#### WRITTEN REQUEST
Show all lines of the listing that hold the word "Temperatura".

(Dataset entries)

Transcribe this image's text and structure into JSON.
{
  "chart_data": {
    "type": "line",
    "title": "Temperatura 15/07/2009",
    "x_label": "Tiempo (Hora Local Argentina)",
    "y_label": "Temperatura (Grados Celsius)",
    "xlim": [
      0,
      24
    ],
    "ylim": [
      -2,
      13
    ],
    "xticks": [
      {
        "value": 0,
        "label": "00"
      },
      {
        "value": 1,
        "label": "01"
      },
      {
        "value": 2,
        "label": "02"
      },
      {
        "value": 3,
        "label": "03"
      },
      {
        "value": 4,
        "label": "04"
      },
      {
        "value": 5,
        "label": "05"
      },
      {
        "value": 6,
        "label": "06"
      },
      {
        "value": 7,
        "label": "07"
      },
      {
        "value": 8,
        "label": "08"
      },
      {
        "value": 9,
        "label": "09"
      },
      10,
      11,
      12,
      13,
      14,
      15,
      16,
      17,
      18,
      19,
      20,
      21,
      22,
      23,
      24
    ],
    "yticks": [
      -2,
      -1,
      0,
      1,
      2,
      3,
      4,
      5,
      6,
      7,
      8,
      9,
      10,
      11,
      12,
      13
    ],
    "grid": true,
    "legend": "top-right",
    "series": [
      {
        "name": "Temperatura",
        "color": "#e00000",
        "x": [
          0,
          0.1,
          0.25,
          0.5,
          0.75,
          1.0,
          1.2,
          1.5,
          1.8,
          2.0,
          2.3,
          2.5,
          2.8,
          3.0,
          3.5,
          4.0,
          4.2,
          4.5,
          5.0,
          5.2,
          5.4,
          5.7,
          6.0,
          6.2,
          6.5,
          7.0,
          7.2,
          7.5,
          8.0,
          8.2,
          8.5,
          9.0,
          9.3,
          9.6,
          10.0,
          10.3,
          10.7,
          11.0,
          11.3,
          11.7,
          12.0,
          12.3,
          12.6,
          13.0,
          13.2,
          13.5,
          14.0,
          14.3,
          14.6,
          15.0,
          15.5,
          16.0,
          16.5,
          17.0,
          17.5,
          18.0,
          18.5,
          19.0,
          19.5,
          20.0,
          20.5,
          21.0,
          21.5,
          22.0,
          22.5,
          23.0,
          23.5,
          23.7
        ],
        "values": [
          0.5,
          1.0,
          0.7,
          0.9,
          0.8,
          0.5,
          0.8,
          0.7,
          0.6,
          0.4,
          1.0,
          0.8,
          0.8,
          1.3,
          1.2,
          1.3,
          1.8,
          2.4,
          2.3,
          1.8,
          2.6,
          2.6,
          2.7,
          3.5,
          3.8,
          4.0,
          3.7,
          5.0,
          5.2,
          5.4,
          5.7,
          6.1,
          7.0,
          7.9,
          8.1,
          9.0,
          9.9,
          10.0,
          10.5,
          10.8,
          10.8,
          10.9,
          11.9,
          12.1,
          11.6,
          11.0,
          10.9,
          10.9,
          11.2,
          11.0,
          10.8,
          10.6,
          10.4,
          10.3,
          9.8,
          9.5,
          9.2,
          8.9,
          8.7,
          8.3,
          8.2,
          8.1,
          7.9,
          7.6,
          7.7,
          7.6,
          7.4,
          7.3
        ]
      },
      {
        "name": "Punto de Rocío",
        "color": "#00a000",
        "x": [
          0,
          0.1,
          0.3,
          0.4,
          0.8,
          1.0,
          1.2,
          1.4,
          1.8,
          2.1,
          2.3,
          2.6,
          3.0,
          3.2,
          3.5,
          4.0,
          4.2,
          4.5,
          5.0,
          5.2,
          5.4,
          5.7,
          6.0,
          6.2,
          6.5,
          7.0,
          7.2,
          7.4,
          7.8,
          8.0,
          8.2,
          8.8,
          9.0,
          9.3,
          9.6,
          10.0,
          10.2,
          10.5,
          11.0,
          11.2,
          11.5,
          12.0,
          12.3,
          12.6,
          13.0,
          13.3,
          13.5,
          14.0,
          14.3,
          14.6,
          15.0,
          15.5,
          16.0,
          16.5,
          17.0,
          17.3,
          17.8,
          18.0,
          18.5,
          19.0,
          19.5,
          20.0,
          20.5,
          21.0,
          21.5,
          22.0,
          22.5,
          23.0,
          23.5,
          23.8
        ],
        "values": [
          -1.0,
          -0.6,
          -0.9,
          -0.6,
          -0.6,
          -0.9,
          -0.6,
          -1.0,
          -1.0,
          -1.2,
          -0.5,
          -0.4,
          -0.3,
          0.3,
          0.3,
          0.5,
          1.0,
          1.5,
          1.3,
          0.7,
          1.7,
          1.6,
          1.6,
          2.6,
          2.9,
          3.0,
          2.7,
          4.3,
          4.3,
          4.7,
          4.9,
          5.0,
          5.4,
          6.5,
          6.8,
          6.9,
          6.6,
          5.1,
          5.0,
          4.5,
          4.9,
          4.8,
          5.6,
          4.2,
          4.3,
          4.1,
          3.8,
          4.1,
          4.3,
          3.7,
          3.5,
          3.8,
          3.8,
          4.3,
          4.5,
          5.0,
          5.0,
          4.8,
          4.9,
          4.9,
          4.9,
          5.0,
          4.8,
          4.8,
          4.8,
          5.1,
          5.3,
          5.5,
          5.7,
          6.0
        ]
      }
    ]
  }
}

#### FULL ANSWER
    "title": "Temperatura 15/07/2009",
    "y_label": "Temperatura (Grados Celsius)",
        "name": "Temperatura",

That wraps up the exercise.